**Directions:**
(a) Give every distinct username that heads a post in the forum thread about burned panel lugs.
(b) Write the next part of the forum thread about burned panel lugs, picking up after its final line.

**Selected excerpt:**
*-*-*

# burned panel lugs



## backstay (Feb 3, 2011)

RICK BOYD said:


> why would the lugs burn up under a correctly installed breaker ?
> 
> this is a pic of a general switch brand ,
> but I saw a challenger brand do the same thing.
> ...


Continuous high or over current will do that.


----------



## Jeff Henry (Sep 8, 2011)

backstay said:


> Continuous high or over current will do that.


If so does that mean the breaker didn't trip when it should have?


----------



## EC2253 (Mar 7, 2008)

That's from an arc caused by bad connection to the bus typical with that style breaker


----------



## BuzzKill (Oct 27, 2008)

EC2253 said:


> That's from an arc caused by bad connection to the bus typical with that style breaker


yeah that seems like a classic case of super high impedance on that bus from a poor connection.


----------



## BuzzKill (Oct 27, 2008)

EC2253 said:


> That's from an arc caused by bad connection to the bus typical with that style breaker


yeppers!


----------



## Jeff Henry (Sep 8, 2011)

BuzzKill said:


> yeppers!


Thats a scary avatar you have.


----------



## BuzzKill (Oct 27, 2008)

Jeff Henry said:


> Thats a scary avatar you have.


He won "ugliest dog in the world!"


----------



## Jeff Henry (Sep 8, 2011)

BuzzKill said:


> He won "ugliest dog in the world!"


So that is a picture of a real dog?


----------



## BuzzKill (Oct 27, 2008)

Jeff Henry said:


> So that is a picture of a real dog?


yeppers!:thumbsup:


----------



## backstay (Feb 3, 2011)

Jeff Henry said:


> If so does that mean the breaker didn't trip when it should have?


No, high current say 90% of rating will cause metal fatigue in the breaker over a long time. The clips will get loose and cause even more current from voltage drop across it. Once the connection gets loose it will start to arc. Usually the breaker will be tripping in this case, but it gets reset many times before it gets to this point.


----------



## Shockdoc (Mar 4, 2010)

Cheap garbage panel.


----------



## backstay (Feb 3, 2011)

Shockdoc said:


> Cheap garbage panel.


I agree, here's one that had the same problem.


----------



## Zog (Apr 15, 2009)

backstay said:


> No, high current say 90% of rating will cause metal fatigue in the breaker over a long time.

*-*-*

Item position entries
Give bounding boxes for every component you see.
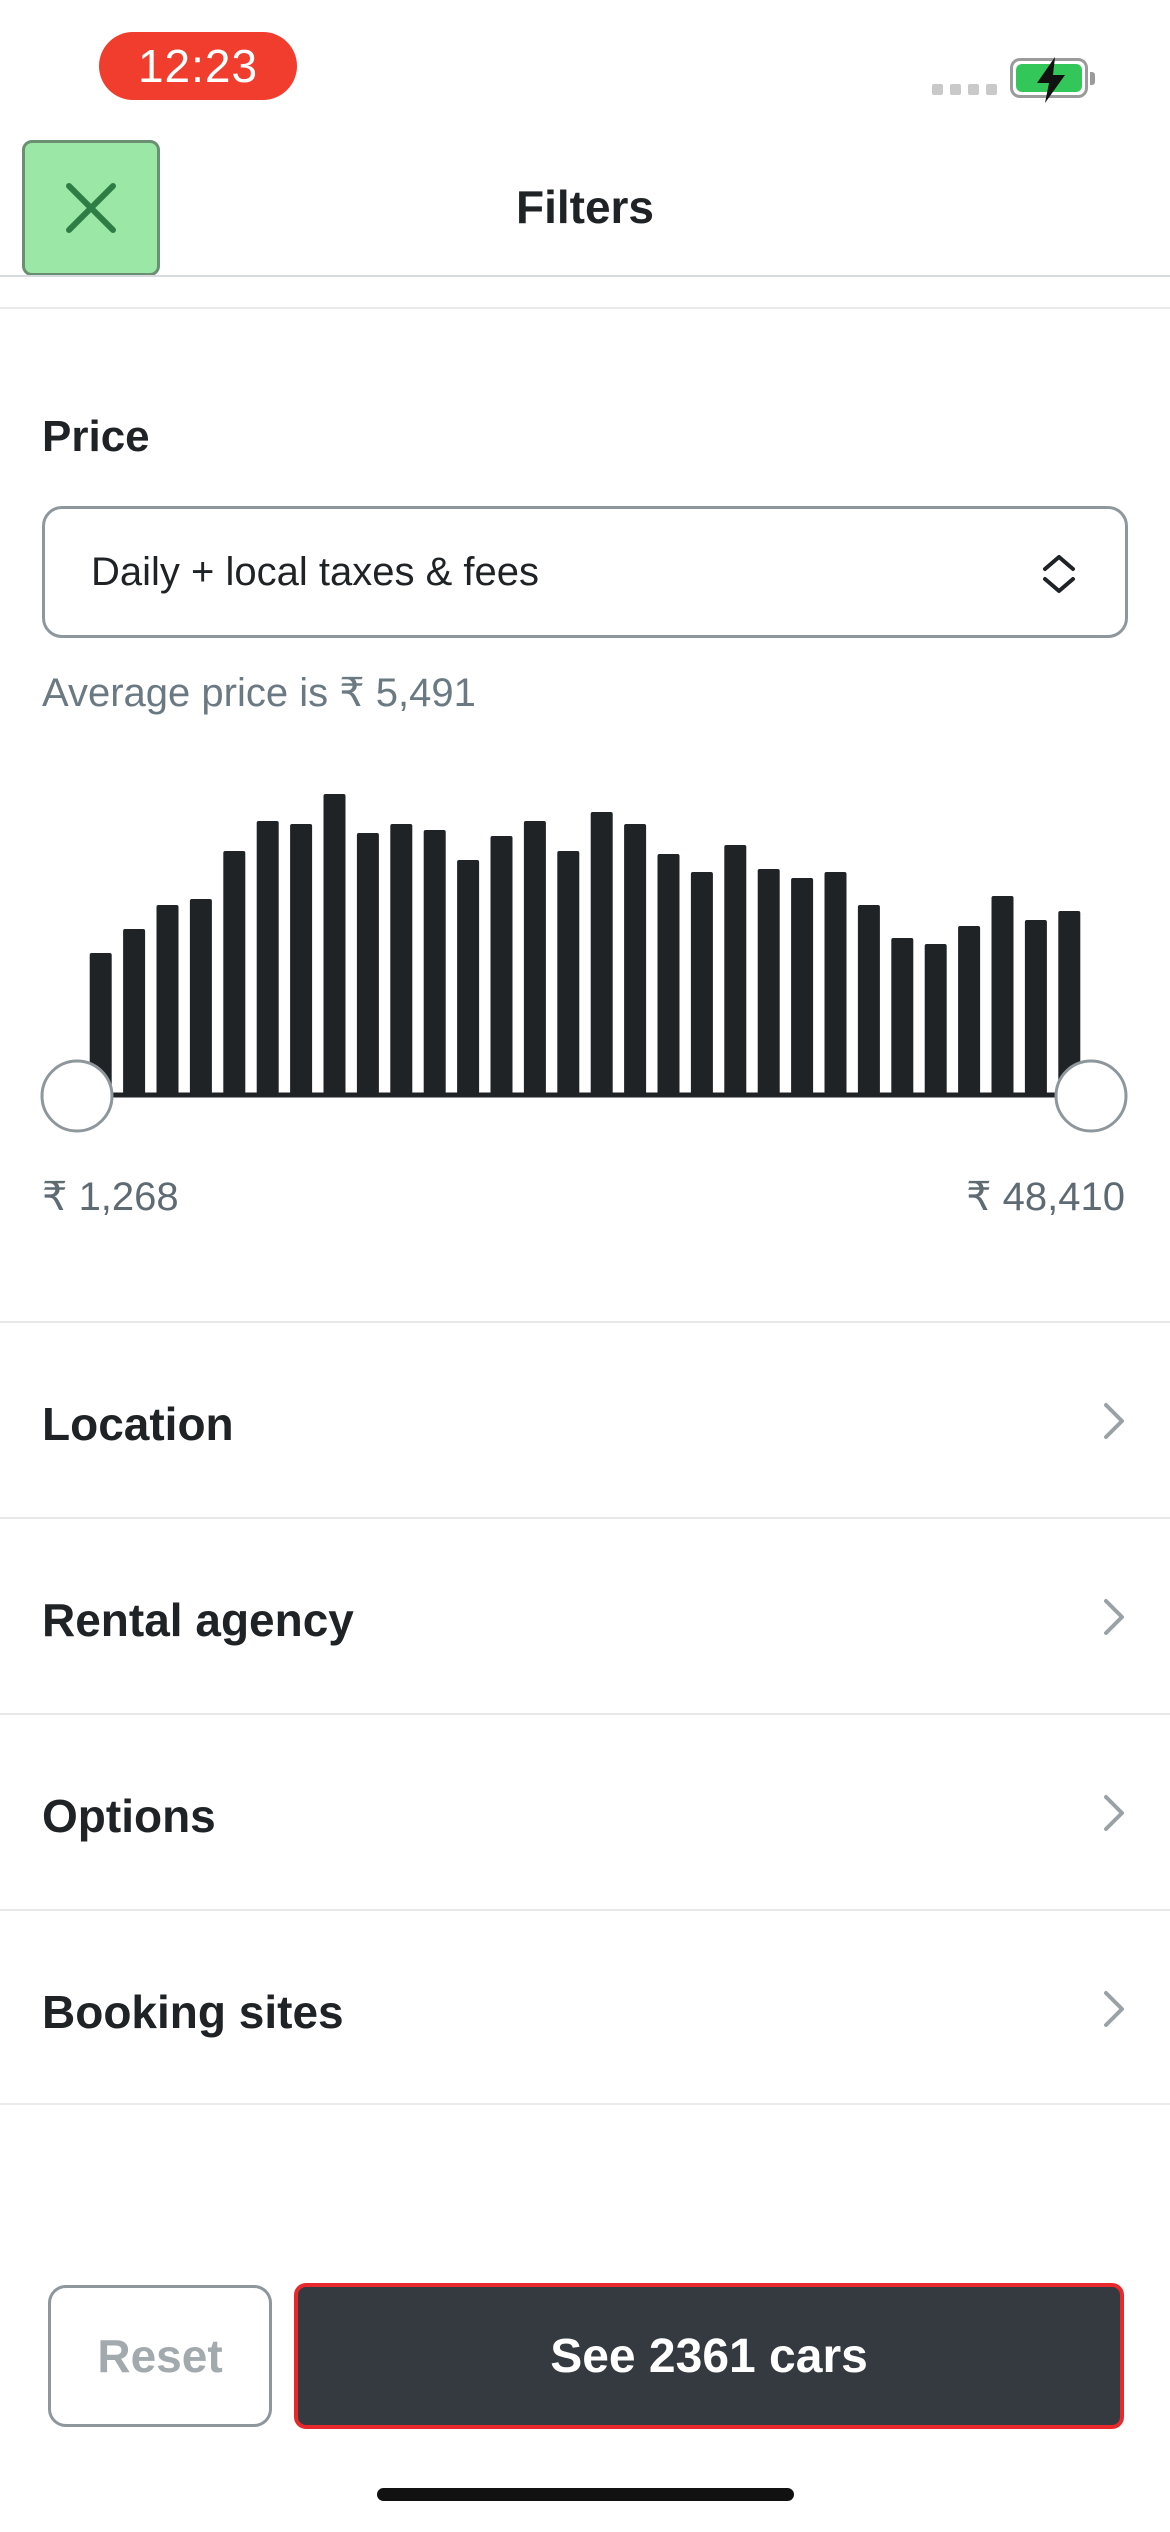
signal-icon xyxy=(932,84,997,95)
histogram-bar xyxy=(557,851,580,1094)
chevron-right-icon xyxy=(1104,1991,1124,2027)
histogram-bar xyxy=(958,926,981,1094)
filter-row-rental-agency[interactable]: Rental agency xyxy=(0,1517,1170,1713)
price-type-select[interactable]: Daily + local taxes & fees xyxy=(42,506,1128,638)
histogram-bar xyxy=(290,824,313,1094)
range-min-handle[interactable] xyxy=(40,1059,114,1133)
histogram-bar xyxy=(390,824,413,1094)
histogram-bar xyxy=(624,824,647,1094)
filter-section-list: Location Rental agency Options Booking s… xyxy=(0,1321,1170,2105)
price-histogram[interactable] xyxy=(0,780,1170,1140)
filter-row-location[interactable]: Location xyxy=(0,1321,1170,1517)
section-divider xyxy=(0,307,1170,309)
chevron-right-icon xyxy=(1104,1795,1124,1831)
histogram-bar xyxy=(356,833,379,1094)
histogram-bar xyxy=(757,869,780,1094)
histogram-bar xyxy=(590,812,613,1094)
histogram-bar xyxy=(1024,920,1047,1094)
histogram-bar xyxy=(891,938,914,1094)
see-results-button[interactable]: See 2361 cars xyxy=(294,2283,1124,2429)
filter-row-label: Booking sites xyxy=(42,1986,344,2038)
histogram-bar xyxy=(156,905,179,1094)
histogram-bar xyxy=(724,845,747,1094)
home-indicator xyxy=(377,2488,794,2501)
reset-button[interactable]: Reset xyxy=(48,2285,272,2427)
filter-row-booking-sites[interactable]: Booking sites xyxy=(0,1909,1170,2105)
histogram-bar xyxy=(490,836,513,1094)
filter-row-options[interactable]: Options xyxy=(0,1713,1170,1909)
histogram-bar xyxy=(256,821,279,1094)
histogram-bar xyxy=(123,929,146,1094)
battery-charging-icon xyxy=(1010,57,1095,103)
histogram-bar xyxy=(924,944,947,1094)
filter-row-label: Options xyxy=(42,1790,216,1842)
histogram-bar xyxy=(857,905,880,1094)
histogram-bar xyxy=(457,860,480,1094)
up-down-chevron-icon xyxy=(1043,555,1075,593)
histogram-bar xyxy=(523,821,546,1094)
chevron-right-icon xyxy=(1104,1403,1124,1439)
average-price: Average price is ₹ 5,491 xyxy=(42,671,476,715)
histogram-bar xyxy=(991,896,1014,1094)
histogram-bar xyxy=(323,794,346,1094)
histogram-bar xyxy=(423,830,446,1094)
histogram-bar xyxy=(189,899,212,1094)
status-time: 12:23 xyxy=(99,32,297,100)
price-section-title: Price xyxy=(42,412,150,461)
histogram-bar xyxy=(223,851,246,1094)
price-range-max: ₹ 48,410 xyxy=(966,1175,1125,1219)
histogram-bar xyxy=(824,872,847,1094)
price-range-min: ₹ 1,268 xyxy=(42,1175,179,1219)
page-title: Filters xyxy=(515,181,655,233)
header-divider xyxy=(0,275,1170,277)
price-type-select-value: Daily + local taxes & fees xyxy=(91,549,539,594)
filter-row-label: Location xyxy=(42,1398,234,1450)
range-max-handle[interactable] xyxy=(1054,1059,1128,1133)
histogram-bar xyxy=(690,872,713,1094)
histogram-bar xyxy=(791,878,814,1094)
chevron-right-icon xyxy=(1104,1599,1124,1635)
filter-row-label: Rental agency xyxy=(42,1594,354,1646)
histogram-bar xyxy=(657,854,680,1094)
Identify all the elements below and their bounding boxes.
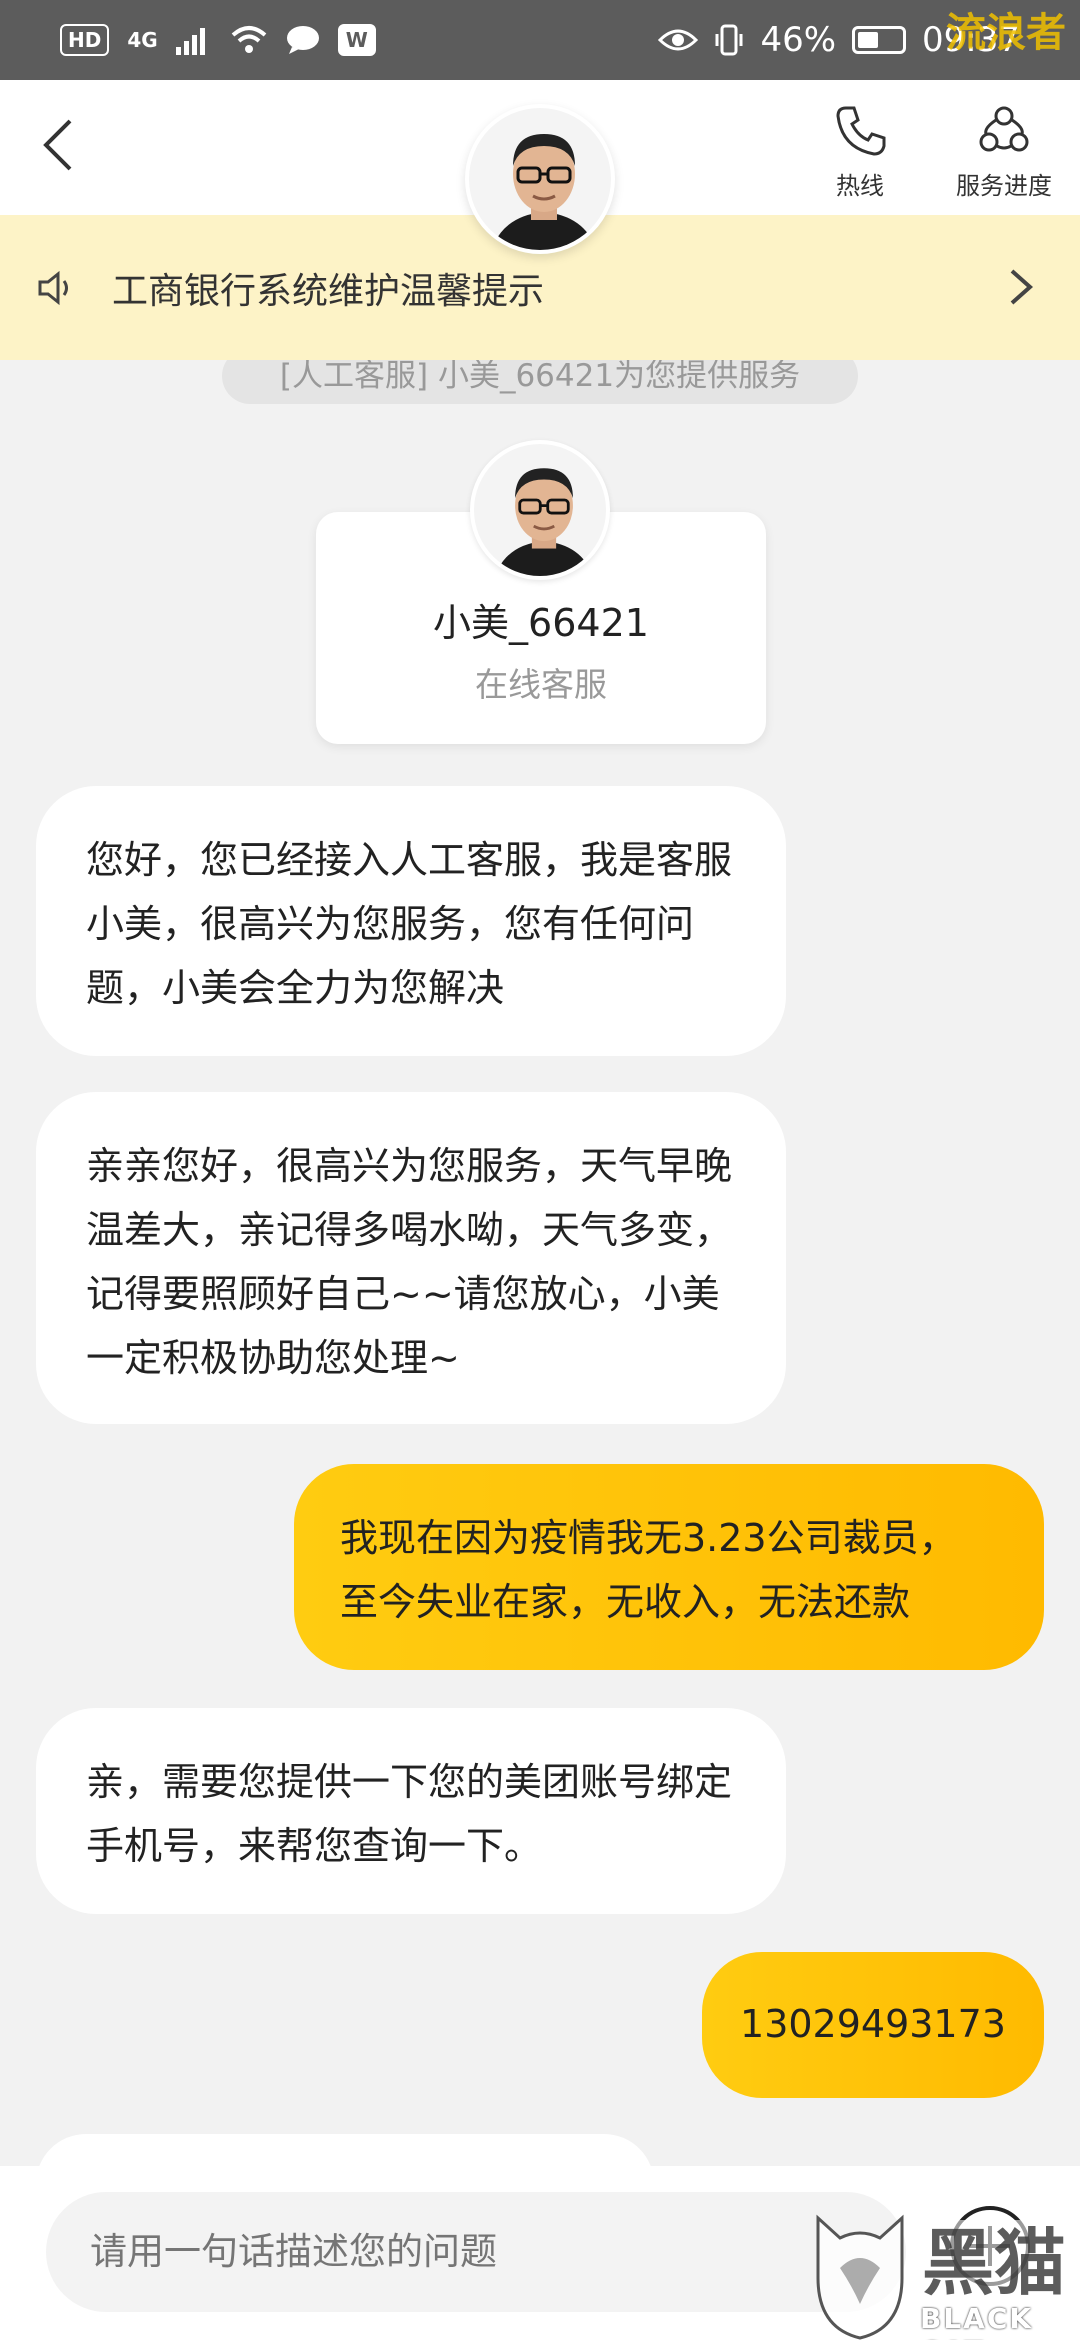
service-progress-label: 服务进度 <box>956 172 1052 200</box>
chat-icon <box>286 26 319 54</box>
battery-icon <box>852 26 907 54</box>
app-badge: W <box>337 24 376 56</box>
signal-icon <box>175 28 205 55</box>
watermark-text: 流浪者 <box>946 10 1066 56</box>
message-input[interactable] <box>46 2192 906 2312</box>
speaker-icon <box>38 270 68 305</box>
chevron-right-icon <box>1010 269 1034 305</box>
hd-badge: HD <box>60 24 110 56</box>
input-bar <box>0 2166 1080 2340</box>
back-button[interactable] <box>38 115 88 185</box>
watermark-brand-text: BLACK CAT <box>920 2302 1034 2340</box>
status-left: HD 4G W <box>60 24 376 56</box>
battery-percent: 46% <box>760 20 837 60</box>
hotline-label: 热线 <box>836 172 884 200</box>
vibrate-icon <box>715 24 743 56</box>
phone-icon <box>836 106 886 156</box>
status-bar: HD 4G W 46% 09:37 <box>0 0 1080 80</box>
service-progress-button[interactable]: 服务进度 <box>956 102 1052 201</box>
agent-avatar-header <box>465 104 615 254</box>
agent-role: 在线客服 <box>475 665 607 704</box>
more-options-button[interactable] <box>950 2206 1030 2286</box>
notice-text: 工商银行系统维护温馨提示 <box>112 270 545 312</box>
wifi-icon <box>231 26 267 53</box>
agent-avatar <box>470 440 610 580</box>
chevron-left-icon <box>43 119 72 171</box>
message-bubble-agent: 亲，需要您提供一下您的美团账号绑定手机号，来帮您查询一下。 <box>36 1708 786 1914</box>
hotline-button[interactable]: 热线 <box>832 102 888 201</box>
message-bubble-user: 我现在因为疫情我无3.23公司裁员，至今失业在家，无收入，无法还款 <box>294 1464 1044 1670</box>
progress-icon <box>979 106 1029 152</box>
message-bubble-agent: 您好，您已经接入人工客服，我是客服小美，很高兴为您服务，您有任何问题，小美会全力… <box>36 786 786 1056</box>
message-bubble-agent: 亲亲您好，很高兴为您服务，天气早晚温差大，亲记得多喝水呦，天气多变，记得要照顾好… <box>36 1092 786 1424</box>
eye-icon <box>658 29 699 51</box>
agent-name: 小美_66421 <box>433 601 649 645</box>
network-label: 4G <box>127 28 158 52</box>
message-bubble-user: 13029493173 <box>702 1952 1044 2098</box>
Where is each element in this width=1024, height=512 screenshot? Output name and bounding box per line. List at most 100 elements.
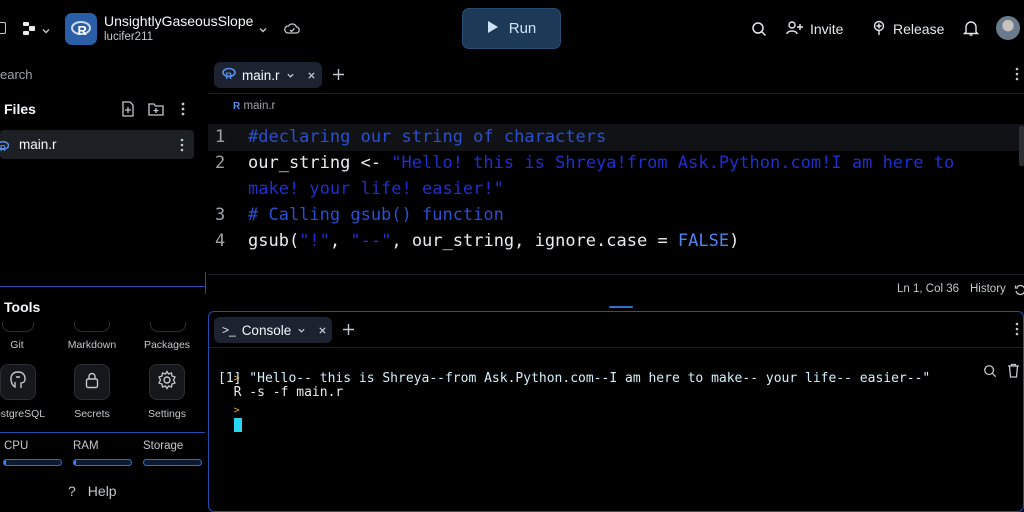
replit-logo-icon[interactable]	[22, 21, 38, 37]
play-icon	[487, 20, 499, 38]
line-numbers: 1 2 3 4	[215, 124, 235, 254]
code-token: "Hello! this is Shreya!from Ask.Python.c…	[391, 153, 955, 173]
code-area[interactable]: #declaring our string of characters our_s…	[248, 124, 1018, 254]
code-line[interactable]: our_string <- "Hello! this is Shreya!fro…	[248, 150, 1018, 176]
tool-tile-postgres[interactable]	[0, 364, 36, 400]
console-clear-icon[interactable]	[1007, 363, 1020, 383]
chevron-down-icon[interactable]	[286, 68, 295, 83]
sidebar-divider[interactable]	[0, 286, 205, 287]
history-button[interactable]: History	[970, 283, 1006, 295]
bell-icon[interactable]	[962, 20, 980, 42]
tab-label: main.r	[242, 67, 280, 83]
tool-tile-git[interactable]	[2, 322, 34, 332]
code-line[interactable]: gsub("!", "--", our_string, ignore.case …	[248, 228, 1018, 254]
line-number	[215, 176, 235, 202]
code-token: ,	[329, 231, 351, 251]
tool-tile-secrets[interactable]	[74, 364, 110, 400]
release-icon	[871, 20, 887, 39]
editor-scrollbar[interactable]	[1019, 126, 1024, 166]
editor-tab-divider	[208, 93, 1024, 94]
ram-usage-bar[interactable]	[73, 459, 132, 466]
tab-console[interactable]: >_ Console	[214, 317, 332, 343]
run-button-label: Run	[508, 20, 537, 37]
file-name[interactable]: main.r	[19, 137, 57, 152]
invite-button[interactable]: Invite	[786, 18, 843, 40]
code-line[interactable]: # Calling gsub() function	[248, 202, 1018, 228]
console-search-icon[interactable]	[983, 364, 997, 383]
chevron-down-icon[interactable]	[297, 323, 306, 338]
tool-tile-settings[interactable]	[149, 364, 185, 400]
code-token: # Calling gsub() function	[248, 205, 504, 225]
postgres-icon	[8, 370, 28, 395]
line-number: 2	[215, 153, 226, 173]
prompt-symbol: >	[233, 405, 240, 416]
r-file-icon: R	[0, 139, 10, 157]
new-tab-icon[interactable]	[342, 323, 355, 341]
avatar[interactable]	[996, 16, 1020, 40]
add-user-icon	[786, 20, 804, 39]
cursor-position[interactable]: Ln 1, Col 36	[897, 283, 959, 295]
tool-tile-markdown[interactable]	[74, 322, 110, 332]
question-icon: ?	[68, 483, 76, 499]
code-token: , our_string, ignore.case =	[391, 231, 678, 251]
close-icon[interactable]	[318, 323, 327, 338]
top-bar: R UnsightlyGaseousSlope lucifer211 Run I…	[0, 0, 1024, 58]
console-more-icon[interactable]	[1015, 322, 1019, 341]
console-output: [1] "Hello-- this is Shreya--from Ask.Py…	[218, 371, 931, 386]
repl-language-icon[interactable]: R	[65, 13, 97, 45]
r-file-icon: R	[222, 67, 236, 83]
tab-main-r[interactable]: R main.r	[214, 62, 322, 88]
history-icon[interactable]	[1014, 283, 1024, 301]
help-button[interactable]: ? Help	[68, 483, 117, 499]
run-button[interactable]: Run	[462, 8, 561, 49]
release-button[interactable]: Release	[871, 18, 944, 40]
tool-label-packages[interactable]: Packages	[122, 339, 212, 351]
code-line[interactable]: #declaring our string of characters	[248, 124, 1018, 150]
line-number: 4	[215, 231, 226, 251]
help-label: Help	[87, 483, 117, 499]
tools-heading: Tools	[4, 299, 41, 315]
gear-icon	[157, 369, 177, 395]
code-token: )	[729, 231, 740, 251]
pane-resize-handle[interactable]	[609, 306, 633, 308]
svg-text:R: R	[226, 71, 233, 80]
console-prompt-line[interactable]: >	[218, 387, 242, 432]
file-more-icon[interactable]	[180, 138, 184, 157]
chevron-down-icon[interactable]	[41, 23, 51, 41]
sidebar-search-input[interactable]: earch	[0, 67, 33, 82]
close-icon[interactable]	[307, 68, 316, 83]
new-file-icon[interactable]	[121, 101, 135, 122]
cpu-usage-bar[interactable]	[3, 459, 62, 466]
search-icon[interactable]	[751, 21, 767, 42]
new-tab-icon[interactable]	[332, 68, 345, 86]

*-*-*

**Responses:**
(a) backstay, Jeff Henry, EC2253, BuzzKill, Shockdoc, Zog

(b)
UL 489 requires the breaker to not have a rise of >50C at the terminal connection at 100% rated current for an indefinite time. 



backstay said:


> Once the connection gets loose it will start to arc. Usually the breaker will be tripping in this case, but it gets reset many times before it gets to this point.


How would arcing cause the breaker to trip?

For a MCCB that has a thermal element a poor connection will cause heating (I^2R) that will radiate to the thermal element and cause a premature trip.


----------



## backstay (Feb 3, 2011)

Zog said:


> UL 489 requires the breaker to not have a rise of >50C at the terminal connection at 100% rated current for an indefinite time.
> 
> 
> 
> ...


I didn't mean the arcing caused it to trip. Heat from the bad connection will cause tripping. I don't know what the rise at his terminals was, but 20 years of 90% current will defeat that breaker, indefinite or not.


----------



## RICK BOYD (Mar 10, 2008)

How would arcing cause the breaker to trip?

For a MCCB that has a thermal element a poor connection will cause heating (I^2R) that will radiate to the thermal element and cause a premature trip.[/quote]



look at the burn marks on the main, there was some heat in there !


----------



## Meadow (Jan 14, 2011)

Poor enginering, some old brands simply never were up to there listed ratings. Look at FPE for example.


----------



## backstay (Feb 3, 2011)

....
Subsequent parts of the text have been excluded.